## begin

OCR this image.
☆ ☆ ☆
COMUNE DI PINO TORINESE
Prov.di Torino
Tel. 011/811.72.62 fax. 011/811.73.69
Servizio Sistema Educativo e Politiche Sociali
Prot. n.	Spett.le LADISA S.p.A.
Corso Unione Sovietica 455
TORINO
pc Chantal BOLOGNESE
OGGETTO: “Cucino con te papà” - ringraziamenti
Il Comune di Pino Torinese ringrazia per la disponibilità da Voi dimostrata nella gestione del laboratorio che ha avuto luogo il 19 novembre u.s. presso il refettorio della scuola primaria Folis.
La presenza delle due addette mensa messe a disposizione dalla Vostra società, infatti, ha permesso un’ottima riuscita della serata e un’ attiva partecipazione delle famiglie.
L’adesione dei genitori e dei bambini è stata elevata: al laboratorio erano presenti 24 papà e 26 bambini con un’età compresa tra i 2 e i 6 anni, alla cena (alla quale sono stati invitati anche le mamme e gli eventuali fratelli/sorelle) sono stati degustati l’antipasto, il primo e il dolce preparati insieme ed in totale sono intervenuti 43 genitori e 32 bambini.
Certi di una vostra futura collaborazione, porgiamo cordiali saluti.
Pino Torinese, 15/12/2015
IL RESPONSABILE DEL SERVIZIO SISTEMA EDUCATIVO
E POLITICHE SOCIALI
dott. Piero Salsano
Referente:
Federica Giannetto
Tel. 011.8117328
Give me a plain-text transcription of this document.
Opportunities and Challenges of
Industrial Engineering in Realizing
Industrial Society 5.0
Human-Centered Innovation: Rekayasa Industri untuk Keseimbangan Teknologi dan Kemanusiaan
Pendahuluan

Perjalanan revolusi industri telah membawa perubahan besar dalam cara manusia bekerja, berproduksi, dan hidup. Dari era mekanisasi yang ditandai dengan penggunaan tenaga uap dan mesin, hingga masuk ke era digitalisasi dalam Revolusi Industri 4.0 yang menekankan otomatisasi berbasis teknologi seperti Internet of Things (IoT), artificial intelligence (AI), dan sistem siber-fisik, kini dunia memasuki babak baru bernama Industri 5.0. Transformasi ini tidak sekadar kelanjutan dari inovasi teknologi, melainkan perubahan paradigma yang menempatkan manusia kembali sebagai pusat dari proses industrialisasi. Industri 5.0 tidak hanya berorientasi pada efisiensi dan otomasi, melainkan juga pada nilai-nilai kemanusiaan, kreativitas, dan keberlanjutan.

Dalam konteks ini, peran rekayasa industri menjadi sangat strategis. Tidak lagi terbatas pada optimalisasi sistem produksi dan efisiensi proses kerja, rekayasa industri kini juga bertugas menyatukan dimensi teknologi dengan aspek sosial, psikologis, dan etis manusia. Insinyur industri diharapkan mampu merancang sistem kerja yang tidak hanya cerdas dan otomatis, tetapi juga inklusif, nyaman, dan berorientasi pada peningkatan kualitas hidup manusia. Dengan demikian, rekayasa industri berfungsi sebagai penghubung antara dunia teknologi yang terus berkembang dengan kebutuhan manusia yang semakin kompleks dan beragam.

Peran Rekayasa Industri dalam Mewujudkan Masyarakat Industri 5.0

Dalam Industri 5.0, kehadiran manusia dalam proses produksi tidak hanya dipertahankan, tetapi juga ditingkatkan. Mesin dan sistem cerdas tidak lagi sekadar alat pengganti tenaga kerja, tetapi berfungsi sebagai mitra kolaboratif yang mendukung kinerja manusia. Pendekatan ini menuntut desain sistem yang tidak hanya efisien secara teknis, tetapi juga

## end

Restate the whole listing exactly.

◆ **Complete response**
OCR this image.
☆ ☆ ☆
COMUNE DI PINO TORINESE
Prov.di Torino
Tel. 011/811.72.62 fax. 011/811.73.69
Servizio Sistema Educativo e Politiche Sociali
Prot. n.	Spett.le LADISA S.p.A.
Corso Unione Sovietica 455
TORINO
pc Chantal BOLOGNESE
OGGETTO: “Cucino con te papà” - ringraziamenti
Il Comune di Pino Torinese ringrazia per la disponibilità da Voi dimostrata nella gestione del laboratorio che ha avuto luogo il 19 novembre u.s. presso il refettorio della scuola primaria Folis.
La presenza delle due addette mensa messe a disposizione dalla Vostra società, infatti, ha permesso un’ottima riuscita della serata e un’ attiva partecipazione delle famiglie.
L’adesione dei genitori e dei bambini è stata elevata: al laboratorio erano presenti 24 papà e 26 bambini con un’età compresa tra i 2 e i 6 anni, alla cena (alla quale sono stati invitati anche le mamme e gli eventuali fratelli/sorelle) sono stati degustati l’antipasto, il primo e il dolce preparati insieme ed in totale sono intervenuti 43 genitori e 32 bambini.
Certi di una vostra futura collaborazione, porgiamo cordiali saluti.
Pino Torinese, 15/12/2015
IL RESPONSABILE DEL SERVIZIO SISTEMA EDUCATIVO
E POLITICHE SOCIALI
dott. Piero Salsano
Referente:
Federica Giannetto
Tel. 011.8117328
Give me a plain-text transcription of this document.
Opportunities and Challenges of
Industrial Engineering in Realizing
Industrial Society 5.0
Human-Centered Innovation: Rekayasa Industri untuk Keseimbangan Teknologi dan Kemanusiaan
Pendahuluan

Perjalanan revolusi industri telah membawa perubahan besar dalam cara manusia bekerja, berproduksi, dan hidup. Dari era mekanisasi yang ditandai dengan penggunaan tenaga uap dan mesin, hingga masuk ke era digitalisasi dalam Revolusi Industri 4.0 yang menekankan otomatisasi berbasis teknologi seperti Internet of Things (IoT), artificial intelligence (AI), dan sistem siber-fisik, kini dunia memasuki babak baru bernama Industri 5.0. Transformasi ini tidak sekadar kelanjutan dari inovasi teknologi, melainkan perubahan paradigma yang menempatkan manusia kembali sebagai pusat dari proses industrialisasi. Industri 5.0 tidak hanya berorientasi pada efisiensi dan otomasi, melainkan juga pada nilai-nilai kemanusiaan, kreativitas, dan keberlanjutan.

Dalam konteks ini, peran rekayasa industri menjadi sangat strategis. Tidak lagi terbatas pada optimalisasi sistem produksi dan efisiensi proses kerja, rekayasa industri kini juga bertugas menyatukan dimensi teknologi dengan aspek sosial, psikologis, dan etis manusia. Insinyur industri diharapkan mampu merancang sistem kerja yang tidak hanya cerdas dan otomatis, tetapi juga inklusif, nyaman, dan berorientasi pada peningkatan kualitas hidup manusia. Dengan demikian, rekayasa industri berfungsi sebagai penghubung antara dunia teknologi yang terus berkembang dengan kebutuhan manusia yang semakin kompleks dan beragam.

Peran Rekayasa Industri dalam Mewujudkan Masyarakat Industri 5.0

Dalam Industri 5.0, kehadiran manusia dalam proses produksi tidak hanya dipertahankan, tetapi juga ditingkatkan. Mesin dan sistem cerdas tidak lagi sekadar alat pengganti tenaga kerja, tetapi berfungsi sebagai mitra kolaboratif yang mendukung kinerja manusia. Pendekatan ini menuntut desain sistem yang tidak hanya efisien secara teknis, tetapi juga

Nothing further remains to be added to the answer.